:: Entries shown ::
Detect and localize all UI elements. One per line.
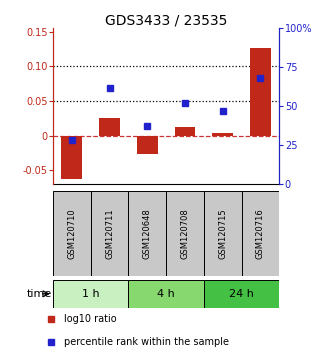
Bar <box>204 280 279 308</box>
Bar <box>137 136 158 154</box>
Text: GSM120716: GSM120716 <box>256 208 265 259</box>
Title: GDS3433 / 23535: GDS3433 / 23535 <box>105 13 227 27</box>
Text: GSM120715: GSM120715 <box>218 208 227 259</box>
Bar <box>99 118 120 136</box>
Text: log10 ratio: log10 ratio <box>64 314 117 325</box>
Bar <box>61 136 82 178</box>
Text: time: time <box>27 289 52 299</box>
Text: GSM120708: GSM120708 <box>180 208 189 259</box>
Bar <box>204 191 241 276</box>
Bar <box>128 191 166 276</box>
Text: percentile rank within the sample: percentile rank within the sample <box>64 337 229 348</box>
Bar <box>250 48 271 136</box>
Text: GSM120710: GSM120710 <box>67 208 76 259</box>
Bar <box>53 280 128 308</box>
Bar <box>166 191 204 276</box>
Bar <box>241 191 279 276</box>
Text: 24 h: 24 h <box>229 289 254 299</box>
Bar <box>128 280 204 308</box>
Bar <box>53 191 91 276</box>
Bar <box>91 191 128 276</box>
Bar <box>212 133 233 136</box>
Text: GSM120648: GSM120648 <box>143 208 152 259</box>
Text: GSM120711: GSM120711 <box>105 208 114 259</box>
Text: 1 h: 1 h <box>82 289 100 299</box>
Bar <box>175 127 195 136</box>
Text: 4 h: 4 h <box>157 289 175 299</box>
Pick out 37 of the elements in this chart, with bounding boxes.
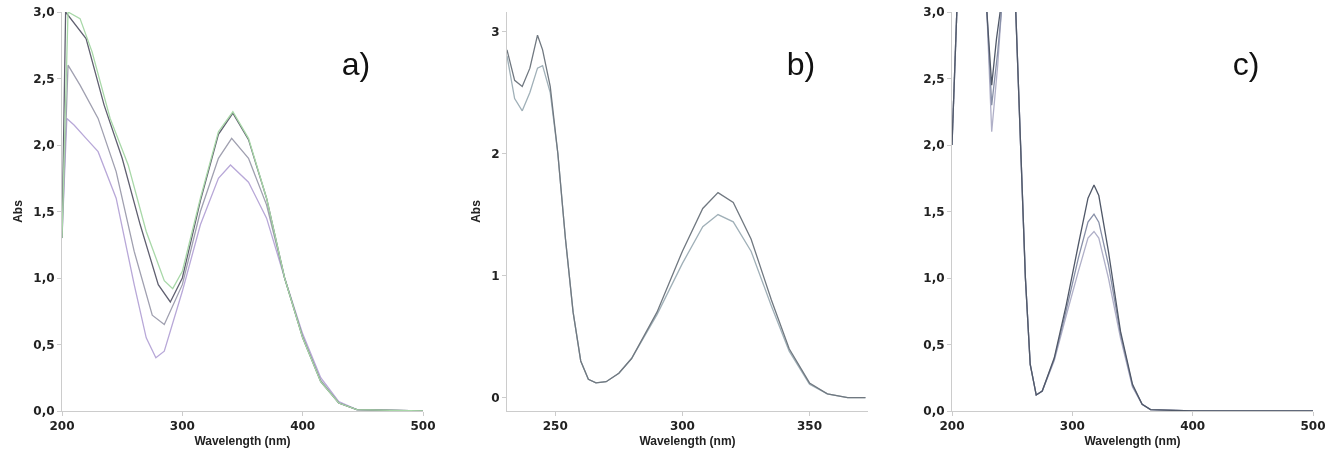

:: Written problem ::
Reproduce the items from the line containing "Bar <box>204 280 279 308</box>" through the line containing "Bar <box>128 280 204 308</box>", both included, and nothing else.

:: Exercise output ::
Bar <box>204 280 279 308</box>
Bar <box>137 136 158 154</box>
Text: GSM120716: GSM120716 <box>256 208 265 259</box>
Title: GDS3433 / 23535: GDS3433 / 23535 <box>105 13 227 27</box>
Text: GSM120715: GSM120715 <box>218 208 227 259</box>
Bar <box>99 118 120 136</box>
Text: log10 ratio: log10 ratio <box>64 314 117 325</box>
Bar <box>61 136 82 178</box>
Text: time: time <box>27 289 52 299</box>
Text: GSM120708: GSM120708 <box>180 208 189 259</box>
Bar <box>204 191 241 276</box>
Bar <box>128 191 166 276</box>
Text: percentile rank within the sample: percentile rank within the sample <box>64 337 229 348</box>
Bar <box>250 48 271 136</box>
Text: GSM120710: GSM120710 <box>67 208 76 259</box>
Bar <box>53 280 128 308</box>
Bar <box>166 191 204 276</box>
Bar <box>241 191 279 276</box>
Text: 24 h: 24 h <box>229 289 254 299</box>
Bar <box>128 280 204 308</box>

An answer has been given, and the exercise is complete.